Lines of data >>

_ _ _

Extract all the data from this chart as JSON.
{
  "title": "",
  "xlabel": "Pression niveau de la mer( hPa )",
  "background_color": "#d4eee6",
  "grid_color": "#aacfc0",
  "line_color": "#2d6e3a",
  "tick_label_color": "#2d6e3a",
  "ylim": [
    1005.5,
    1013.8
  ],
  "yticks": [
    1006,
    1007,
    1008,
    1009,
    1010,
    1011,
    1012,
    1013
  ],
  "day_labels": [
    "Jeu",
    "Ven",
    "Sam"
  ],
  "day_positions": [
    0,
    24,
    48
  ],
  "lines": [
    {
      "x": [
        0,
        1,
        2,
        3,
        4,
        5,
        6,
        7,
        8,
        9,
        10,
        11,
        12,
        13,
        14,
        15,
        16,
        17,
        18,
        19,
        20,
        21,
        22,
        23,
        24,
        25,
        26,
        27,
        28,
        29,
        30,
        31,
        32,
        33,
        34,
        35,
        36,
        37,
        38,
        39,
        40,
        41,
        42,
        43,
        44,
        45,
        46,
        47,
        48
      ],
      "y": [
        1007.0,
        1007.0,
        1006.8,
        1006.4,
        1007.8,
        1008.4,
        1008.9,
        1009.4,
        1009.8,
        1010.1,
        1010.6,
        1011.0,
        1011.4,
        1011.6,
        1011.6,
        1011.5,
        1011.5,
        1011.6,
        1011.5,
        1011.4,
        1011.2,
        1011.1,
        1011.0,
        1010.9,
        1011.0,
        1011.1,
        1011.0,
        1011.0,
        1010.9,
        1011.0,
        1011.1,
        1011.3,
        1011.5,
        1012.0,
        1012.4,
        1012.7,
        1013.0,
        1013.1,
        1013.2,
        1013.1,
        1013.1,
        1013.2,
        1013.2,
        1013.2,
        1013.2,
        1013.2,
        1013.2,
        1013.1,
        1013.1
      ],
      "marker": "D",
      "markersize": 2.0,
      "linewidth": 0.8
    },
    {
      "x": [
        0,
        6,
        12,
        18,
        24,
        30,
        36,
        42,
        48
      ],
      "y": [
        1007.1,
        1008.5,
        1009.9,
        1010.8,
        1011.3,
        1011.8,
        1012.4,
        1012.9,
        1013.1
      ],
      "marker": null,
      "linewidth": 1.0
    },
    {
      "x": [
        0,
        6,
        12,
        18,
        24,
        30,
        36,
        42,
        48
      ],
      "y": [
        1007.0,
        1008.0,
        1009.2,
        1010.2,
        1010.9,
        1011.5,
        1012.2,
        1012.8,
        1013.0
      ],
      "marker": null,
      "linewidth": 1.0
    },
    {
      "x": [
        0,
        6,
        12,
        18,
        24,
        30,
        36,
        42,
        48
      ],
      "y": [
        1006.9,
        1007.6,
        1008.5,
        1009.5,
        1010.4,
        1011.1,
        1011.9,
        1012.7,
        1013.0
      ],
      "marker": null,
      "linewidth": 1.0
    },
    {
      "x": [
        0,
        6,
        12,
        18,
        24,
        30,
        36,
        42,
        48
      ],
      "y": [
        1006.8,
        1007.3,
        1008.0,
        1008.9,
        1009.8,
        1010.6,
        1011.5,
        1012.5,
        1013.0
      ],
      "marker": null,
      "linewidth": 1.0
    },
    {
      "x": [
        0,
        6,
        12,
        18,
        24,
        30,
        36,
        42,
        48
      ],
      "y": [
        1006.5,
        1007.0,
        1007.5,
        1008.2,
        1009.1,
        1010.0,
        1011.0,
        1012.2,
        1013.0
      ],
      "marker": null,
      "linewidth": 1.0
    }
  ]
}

_ _ _

Repeat the records above in full, character for character.

Extract all the data from this chart as JSON.
{
  "title": "",
  "xlabel": "Pression niveau de la mer( hPa )",
  "background_color": "#d4eee6",
  "grid_color": "#aacfc0",
  "line_color": "#2d6e3a",
  "tick_label_color": "#2d6e3a",
  "ylim": [
    1005.5,
    1013.8
  ],
  "yticks": [
    1006,
    1007,
    1008,
    1009,
    1010,
    1011,
    1012,
    1013
  ],
  "day_labels": [
    "Jeu",
    "Ven",
    "Sam"
  ],
  "day_positions": [
    0,
    24,
    48
  ],
  "lines": [
    {
      "x": [
        0,
        1,
        2,
        3,
        4,
        5,
        6,
        7,
        8,
        9,
        10,
        11,
        12,
        13,
        14,
        15,
        16,
        17,
        18,
        19,
        20,
        21,
        22,
        23,
        24,
        25,
        26,
        27,
        28,
        29,
        30,
        31,
        32,
        33,
        34,
        35,
        36,
        37,
        38,
        39,
        40,
        41,
        42,
        43,
        44,
        45,
        46,
        47,
        48
      ],
      "y": [
        1007.0,
        1007.0,
        1006.8,
        1006.4,
        1007.8,
        1008.4,
        1008.9,
        1009.4,
        1009.8,
        1010.1,
        1010.6,
        1011.0,
        1011.4,
        1011.6,
        1011.6,
        1011.5,
        1011.5,
        1011.6,
        1011.5,
        1011.4,
        1011.2,
        1011.1,
        1011.0,
        1010.9,
        1011.0,
        1011.1,
        1011.0,
        1011.0,
        1010.9,
        1011.0,
        1011.1,
        1011.3,
        1011.5,
        1012.0,
        1012.4,
        1012.7,
        1013.0,
        1013.1,
        1013.2,
        1013.1,
        1013.1,
        1013.2,
        1013.2,
        1013.2,
        1013.2,
        1013.2,
        1013.2,
        1013.1,
        1013.1
      ],
      "marker": "D",
      "markersize": 2.0,
      "linewidth": 0.8
    },
    {
      "x": [
        0,
        6,
        12,
        18,
        24,
        30,
        36,
        42,
        48
      ],
      "y": [
        1007.1,
        1008.5,
        1009.9,
        1010.8,
        1011.3,
        1011.8,
        1012.4,
        1012.9,
        1013.1
      ],
      "marker": null,
      "linewidth": 1.0
    },
    {
      "x": [
        0,
        6,
        12,
        18,
        24,
        30,
        36,
        42,
        48
      ],
      "y": [
        1007.0,
        1008.0,
        1009.2,
        1010.2,
        1010.9,
        1011.5,
        1012.2,
        1012.8,
        1013.0
      ],
      "marker": null,
      "linewidth": 1.0
    },
    {
      "x": [
        0,
        6,
        12,
        18,
        24,
        30,
        36,
        42,
        48
      ],
      "y": [
        1006.9,
        1007.6,
        1008.5,
        1009.5,
        1010.4,
        1011.1,
        1011.9,
        1012.7,
        1013.0
      ],
      "marker": null,
      "linewidth": 1.0
    },
    {
      "x": [
        0,
        6,
        12,
        18,
        24,
        30,
        36,
        42,
        48
      ],
      "y": [
        1006.8,
        1007.3,
        1008.0,
        1008.9,
        1009.8,
        1010.6,
        1011.5,
        1012.5,
        1013.0
      ],
      "marker": null,
      "linewidth": 1.0
    },
    {
      "x": [
        0,
        6,
        12,
        18,
        24,
        30,
        36,
        42,
        48
      ],
      "y": [
        1006.5,
        1007.0,
        1007.5,
        1008.2,
        1009.1,
        1010.0,
        1011.0,
        1012.2,
        1013.0
      ],
      "marker": null,
      "linewidth": 1.0
    }
  ]
}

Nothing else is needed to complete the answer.